● **Work required**
Give every line again exactly as it appears, please, but not the pictures.

● **Available records**
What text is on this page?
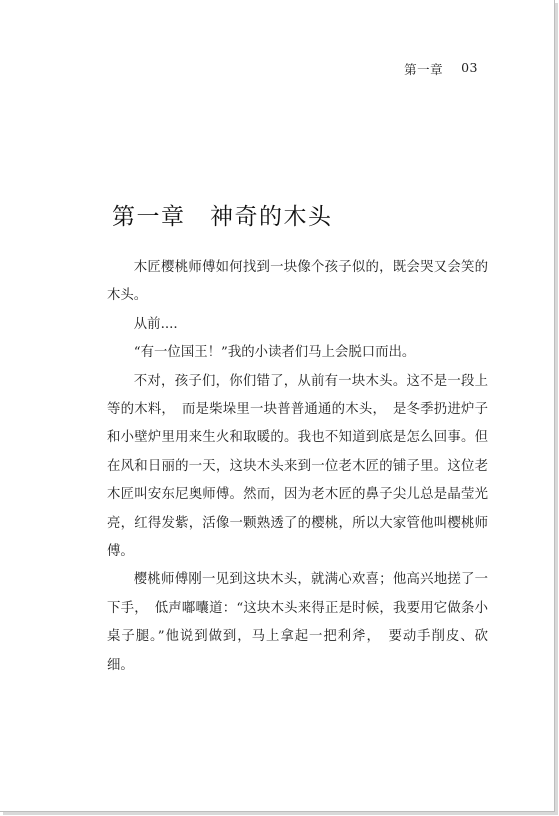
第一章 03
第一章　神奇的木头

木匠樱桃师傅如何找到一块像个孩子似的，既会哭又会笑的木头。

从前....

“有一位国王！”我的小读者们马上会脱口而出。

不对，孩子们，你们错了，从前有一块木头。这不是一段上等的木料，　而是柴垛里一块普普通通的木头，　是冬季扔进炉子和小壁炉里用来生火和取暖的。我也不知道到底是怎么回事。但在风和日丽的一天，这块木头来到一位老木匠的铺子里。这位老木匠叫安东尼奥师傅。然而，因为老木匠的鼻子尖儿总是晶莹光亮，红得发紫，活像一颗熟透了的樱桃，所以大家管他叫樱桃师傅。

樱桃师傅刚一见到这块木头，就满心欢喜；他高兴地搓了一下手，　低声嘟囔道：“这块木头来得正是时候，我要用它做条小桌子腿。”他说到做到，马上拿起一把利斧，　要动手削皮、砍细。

● **Expected answer**
What text is on this page?
第一章 03
第一章　神奇的木头

木匠樱桃师傅如何找到一块像个孩子似的，既会哭又会笑的木头。

从前....

“有一位国王！”我的小读者们马上会脱口而出。

不对，孩子们，你们错了，从前有一块木头。这不是一段上等的木料，　而是柴垛里一块普普通通的木头，　是冬季扔进炉子和小壁炉里用来生火和取暖的。我也不知道到底是怎么回事。但在风和日丽的一天，这块木头来到一位老木匠的铺子里。这位老木匠叫安东尼奥师傅。然而，因为老木匠的鼻子尖儿总是晶莹光亮，红得发紫，活像一颗熟透了的樱桃，所以大家管他叫樱桃师傅。

樱桃师傅刚一见到这块木头，就满心欢喜；他高兴地搓了一下手，　低声嘟囔道：“这块木头来得正是时候，我要用它做条小桌子腿。”他说到做到，马上拿起一把利斧，　要动手削皮、砍细。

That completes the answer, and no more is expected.